- [Provided information]
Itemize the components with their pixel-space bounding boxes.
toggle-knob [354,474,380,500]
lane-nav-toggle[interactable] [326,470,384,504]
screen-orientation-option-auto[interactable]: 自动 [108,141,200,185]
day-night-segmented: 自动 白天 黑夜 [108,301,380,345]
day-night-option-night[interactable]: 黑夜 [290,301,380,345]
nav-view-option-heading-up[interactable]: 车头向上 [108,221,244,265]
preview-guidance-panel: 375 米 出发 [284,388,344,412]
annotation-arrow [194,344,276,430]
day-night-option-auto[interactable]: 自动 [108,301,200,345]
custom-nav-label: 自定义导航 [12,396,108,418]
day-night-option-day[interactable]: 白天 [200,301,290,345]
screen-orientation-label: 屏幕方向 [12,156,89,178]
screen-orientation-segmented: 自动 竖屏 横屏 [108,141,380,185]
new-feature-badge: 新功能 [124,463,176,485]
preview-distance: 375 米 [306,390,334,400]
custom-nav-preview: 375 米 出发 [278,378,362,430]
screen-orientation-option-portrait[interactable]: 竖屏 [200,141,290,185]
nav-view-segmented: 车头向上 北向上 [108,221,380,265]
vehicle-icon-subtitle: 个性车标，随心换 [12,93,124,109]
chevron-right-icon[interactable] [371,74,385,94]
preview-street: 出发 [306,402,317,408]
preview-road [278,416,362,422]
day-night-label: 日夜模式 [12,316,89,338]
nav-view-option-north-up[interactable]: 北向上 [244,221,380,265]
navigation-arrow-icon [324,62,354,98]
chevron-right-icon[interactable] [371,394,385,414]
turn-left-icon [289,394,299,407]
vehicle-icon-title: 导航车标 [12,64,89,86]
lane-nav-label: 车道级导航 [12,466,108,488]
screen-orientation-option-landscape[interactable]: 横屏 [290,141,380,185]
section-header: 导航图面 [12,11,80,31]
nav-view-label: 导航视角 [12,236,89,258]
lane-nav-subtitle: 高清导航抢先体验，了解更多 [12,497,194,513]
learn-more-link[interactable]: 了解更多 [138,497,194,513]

- [Objective] Rename every "chevron-right-icon" in the rows to "arrow-right-icon" and give all the rows again, leaving everything else the same.

- [The output]
Itemize the components with their pixel-space bounding boxes.
toggle-knob [354,474,380,500]
lane-nav-toggle[interactable] [326,470,384,504]
screen-orientation-option-auto[interactable]: 自动 [108,141,200,185]
day-night-segmented: 自动 白天 黑夜 [108,301,380,345]
day-night-option-night[interactable]: 黑夜 [290,301,380,345]
nav-view-option-heading-up[interactable]: 车头向上 [108,221,244,265]
preview-guidance-panel: 375 米 出发 [284,388,344,412]
annotation-arrow [194,344,276,430]
day-night-option-auto[interactable]: 自动 [108,301,200,345]
custom-nav-label: 自定义导航 [12,396,108,418]
day-night-option-day[interactable]: 白天 [200,301,290,345]
screen-orientation-label: 屏幕方向 [12,156,89,178]
screen-orientation-segmented: 自动 竖屏 横屏 [108,141,380,185]
new-feature-badge: 新功能 [124,463,176,485]
preview-distance: 375 米 [306,390,334,400]
custom-nav-preview: 375 米 出发 [278,378,362,430]
screen-orientation-option-portrait[interactable]: 竖屏 [200,141,290,185]
nav-view-segmented: 车头向上 北向上 [108,221,380,265]
vehicle-icon-subtitle: 个性车标，随心换 [12,93,124,109]
arrow-right-icon[interactable] [371,74,385,94]
preview-street: 出发 [306,402,317,408]
preview-road [278,416,362,422]
day-night-label: 日夜模式 [12,316,89,338]
nav-view-option-north-up[interactable]: 北向上 [244,221,380,265]
navigation-arrow-icon [324,62,354,98]
arrow-right-icon[interactable] [371,394,385,414]
turn-left-icon [289,394,299,407]
vehicle-icon-title: 导航车标 [12,64,89,86]
lane-nav-label: 车道级导航 [12,466,108,488]
screen-orientation-option-landscape[interactable]: 横屏 [290,141,380,185]
section-header: 导航图面 [12,11,80,31]
nav-view-label: 导航视角 [12,236,89,258]
lane-nav-subtitle: 高清导航抢先体验，了解更多 [12,497,194,513]
learn-more-link[interactable]: 了解更多 [138,497,194,513]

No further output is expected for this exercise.